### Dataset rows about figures
-- start --
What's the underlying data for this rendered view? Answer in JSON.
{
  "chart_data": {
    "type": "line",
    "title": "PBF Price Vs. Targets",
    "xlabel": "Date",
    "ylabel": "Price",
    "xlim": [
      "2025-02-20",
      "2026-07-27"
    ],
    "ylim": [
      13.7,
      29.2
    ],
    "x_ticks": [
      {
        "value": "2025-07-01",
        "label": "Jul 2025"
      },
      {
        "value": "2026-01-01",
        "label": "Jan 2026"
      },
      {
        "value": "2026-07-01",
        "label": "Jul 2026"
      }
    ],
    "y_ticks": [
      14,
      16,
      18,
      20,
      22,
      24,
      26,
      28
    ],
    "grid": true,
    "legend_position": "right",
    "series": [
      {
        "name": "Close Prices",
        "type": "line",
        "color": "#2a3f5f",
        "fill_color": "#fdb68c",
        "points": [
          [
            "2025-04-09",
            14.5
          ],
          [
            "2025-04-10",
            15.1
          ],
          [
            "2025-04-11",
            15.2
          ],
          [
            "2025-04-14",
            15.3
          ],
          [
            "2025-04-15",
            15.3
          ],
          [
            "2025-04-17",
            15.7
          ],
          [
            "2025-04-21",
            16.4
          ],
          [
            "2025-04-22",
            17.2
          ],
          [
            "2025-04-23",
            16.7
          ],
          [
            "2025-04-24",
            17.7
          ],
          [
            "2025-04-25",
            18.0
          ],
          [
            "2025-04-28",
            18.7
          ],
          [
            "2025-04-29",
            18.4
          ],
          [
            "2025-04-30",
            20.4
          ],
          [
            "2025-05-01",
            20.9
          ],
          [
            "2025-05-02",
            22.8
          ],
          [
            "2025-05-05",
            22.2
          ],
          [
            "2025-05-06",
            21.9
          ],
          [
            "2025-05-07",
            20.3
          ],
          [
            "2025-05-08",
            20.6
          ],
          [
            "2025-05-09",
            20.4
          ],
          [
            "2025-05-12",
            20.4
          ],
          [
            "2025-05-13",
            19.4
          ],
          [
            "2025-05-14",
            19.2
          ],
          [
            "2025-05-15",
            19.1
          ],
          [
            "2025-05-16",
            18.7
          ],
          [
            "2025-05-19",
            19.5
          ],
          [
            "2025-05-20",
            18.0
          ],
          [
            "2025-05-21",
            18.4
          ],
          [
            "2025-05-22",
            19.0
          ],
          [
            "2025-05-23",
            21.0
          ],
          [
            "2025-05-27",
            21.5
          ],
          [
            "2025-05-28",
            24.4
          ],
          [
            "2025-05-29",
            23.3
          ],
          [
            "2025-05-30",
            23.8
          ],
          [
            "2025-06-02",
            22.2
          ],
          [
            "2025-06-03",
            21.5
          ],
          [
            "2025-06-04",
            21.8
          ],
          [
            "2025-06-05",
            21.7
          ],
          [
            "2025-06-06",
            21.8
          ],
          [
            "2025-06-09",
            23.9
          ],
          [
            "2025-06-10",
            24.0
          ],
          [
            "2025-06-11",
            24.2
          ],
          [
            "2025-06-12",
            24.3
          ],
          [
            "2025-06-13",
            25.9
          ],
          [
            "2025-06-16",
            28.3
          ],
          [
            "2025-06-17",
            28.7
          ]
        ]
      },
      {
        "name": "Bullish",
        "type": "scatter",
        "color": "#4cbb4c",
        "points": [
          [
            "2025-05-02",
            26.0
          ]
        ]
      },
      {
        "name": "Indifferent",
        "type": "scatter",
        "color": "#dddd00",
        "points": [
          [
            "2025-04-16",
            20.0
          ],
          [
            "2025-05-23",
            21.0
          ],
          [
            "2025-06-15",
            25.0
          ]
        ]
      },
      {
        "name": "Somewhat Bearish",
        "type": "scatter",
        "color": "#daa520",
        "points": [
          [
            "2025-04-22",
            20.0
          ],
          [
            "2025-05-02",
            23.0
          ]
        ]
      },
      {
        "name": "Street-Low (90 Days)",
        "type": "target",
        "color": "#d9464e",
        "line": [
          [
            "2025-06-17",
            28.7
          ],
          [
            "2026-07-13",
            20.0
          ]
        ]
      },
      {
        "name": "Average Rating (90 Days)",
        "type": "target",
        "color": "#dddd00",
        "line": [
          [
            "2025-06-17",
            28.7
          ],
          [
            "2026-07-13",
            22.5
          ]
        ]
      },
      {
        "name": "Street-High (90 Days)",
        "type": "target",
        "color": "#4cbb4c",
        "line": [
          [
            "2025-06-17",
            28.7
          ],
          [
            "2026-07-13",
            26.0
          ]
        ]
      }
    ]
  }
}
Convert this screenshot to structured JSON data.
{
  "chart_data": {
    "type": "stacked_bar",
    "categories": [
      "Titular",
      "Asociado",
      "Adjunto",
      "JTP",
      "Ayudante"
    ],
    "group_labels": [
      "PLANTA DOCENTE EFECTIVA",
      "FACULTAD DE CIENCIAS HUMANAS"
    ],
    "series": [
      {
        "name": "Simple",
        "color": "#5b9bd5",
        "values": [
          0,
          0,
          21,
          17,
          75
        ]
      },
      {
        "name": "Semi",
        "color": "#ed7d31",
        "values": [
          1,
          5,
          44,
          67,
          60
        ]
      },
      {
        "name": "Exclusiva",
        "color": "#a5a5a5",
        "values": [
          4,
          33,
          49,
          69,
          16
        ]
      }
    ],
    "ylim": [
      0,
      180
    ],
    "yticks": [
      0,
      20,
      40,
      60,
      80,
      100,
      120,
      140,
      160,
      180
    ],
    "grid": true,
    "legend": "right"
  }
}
-- end --
Quote the whole listing above, leaving nothing out.

### Solution to this problem
What's the underlying data for this rendered view? Answer in JSON.
{
  "chart_data": {
    "type": "line",
    "title": "PBF Price Vs. Targets",
    "xlabel": "Date",
    "ylabel": "Price",
    "xlim": [
      "2025-02-20",
      "2026-07-27"
    ],
    "ylim": [
      13.7,
      29.2
    ],
    "x_ticks": [
      {
        "value": "2025-07-01",
        "label": "Jul 2025"
      },
      {
        "value": "2026-01-01",
        "label": "Jan 2026"
      },
      {
        "value": "2026-07-01",
        "label": "Jul 2026"
      }
    ],
    "y_ticks": [
      14,
      16,
      18,
      20,
      22,
      24,
      26,
      28
    ],
    "grid": true,
    "legend_position": "right",
    "series": [
      {
        "name": "Close Prices",
        "type": "line",
        "color": "#2a3f5f",
        "fill_color": "#fdb68c",
        "points": [
          [
            "2025-04-09",
            14.5
          ],
          [
            "2025-04-10",
            15.1
          ],
          [
            "2025-04-11",
            15.2
          ],
          [
            "2025-04-14",
            15.3
          ],
          [
            "2025-04-15",
            15.3
          ],
          [
            "2025-04-17",
            15.7
          ],
          [
            "2025-04-21",
            16.4
          ],
          [
            "2025-04-22",
            17.2
          ],
          [
            "2025-04-23",
            16.7
          ],
          [
            "2025-04-24",
            17.7
          ],
          [
            "2025-04-25",
            18.0
          ],
          [
            "2025-04-28",
            18.7
          ],
          [
            "2025-04-29",
            18.4
          ],
          [
            "2025-04-30",
            20.4
          ],
          [
            "2025-05-01",
            20.9
          ],
          [
            "2025-05-02",
            22.8
          ],
          [
            "2025-05-05",
            22.2
          ],
          [
            "2025-05-06",
            21.9
          ],
          [
            "2025-05-07",
            20.3
          ],
          [
            "2025-05-08",
            20.6
          ],
          [
            "2025-05-09",
            20.4
          ],
          [
            "2025-05-12",
            20.4
          ],
          [
            "2025-05-13",
            19.4
          ],
          [
            "2025-05-14",
            19.2
          ],
          [
            "2025-05-15",
            19.1
          ],
          [
            "2025-05-16",
            18.7
          ],
          [
            "2025-05-19",
            19.5
          ],
          [
            "2025-05-20",
            18.0
          ],
          [
            "2025-05-21",
            18.4
          ],
          [
            "2025-05-22",
            19.0
          ],
          [
            "2025-05-23",
            21.0
          ],
          [
            "2025-05-27",
            21.5
          ],
          [
            "2025-05-28",
            24.4
          ],
          [
            "2025-05-29",
            23.3
          ],
          [
            "2025-05-30",
            23.8
          ],
          [
            "2025-06-02",
            22.2
          ],
          [
            "2025-06-03",
            21.5
          ],
          [
            "2025-06-04",
            21.8
          ],
          [
            "2025-06-05",
            21.7
          ],
          [
            "2025-06-06",
            21.8
          ],
          [
            "2025-06-09",
            23.9
          ],
          [
            "2025-06-10",
            24.0
          ],
          [
            "2025-06-11",
            24.2
          ],
          [
            "2025-06-12",
            24.3
          ],
          [
            "2025-06-13",
            25.9
          ],
          [
            "2025-06-16",
            28.3
          ],
          [
            "2025-06-17",
            28.7
          ]
        ]
      },
      {
        "name": "Bullish",
        "type": "scatter",
        "color": "#4cbb4c",
        "points": [
          [
            "2025-05-02",
            26.0
          ]
        ]
      },
      {
        "name": "Indifferent",
        "type": "scatter",
        "color": "#dddd00",
        "points": [
          [
            "2025-04-16",
            20.0
          ],
          [
            "2025-05-23",
            21.0
          ],
          [
            "2025-06-15",
            25.0
          ]
        ]
      },
      {
        "name": "Somewhat Bearish",
        "type": "scatter",
        "color": "#daa520",
        "points": [
          [
            "2025-04-22",
            20.0
          ],
          [
            "2025-05-02",
            23.0
          ]
        ]
      },
      {
        "name": "Street-Low (90 Days)",
        "type": "target",
        "color": "#d9464e",
        "line": [
          [
            "2025-06-17",
            28.7
          ],
          [
            "2026-07-13",
            20.0
          ]
        ]
      },
      {
        "name": "Average Rating (90 Days)",
        "type": "target",
        "color": "#dddd00",
        "line": [
          [
            "2025-06-17",
            28.7
          ],
          [
            "2026-07-13",
            22.5
          ]
        ]
      },
      {
        "name": "Street-High (90 Days)",
        "type": "target",
        "color": "#4cbb4c",
        "line": [
          [
            "2025-06-17",
            28.7
          ],
          [
            "2026-07-13",
            26.0
          ]
        ]
      }
    ]
  }
}
Convert this screenshot to structured JSON data.
{
  "chart_data": {
    "type": "stacked_bar",
    "categories": [
      "Titular",
      "Asociado",
      "Adjunto",
      "JTP",
      "Ayudante"
    ],
    "group_labels": [
      "PLANTA DOCENTE EFECTIVA",
      "FACULTAD DE CIENCIAS HUMANAS"
    ],
    "series": [
      {
        "name": "Simple",
        "color": "#5b9bd5",
        "values": [
          0,
          0,
          21,
          17,
          75
        ]
      },
      {
        "name": "Semi",
        "color": "#ed7d31",
        "values": [
          1,
          5,
          44,
          67,
          60
        ]
      },
      {
        "name": "Exclusiva",
        "color": "#a5a5a5",
        "values": [
          4,
          33,
          49,
          69,
          16
        ]
      }
    ],
    "ylim": [
      0,
      180
    ],
    "yticks": [
      0,
      20,
      40,
      60,
      80,
      100,
      120,
      140,
      160,
      180
    ],
    "grid": true,
    "legend": "right"
  }
}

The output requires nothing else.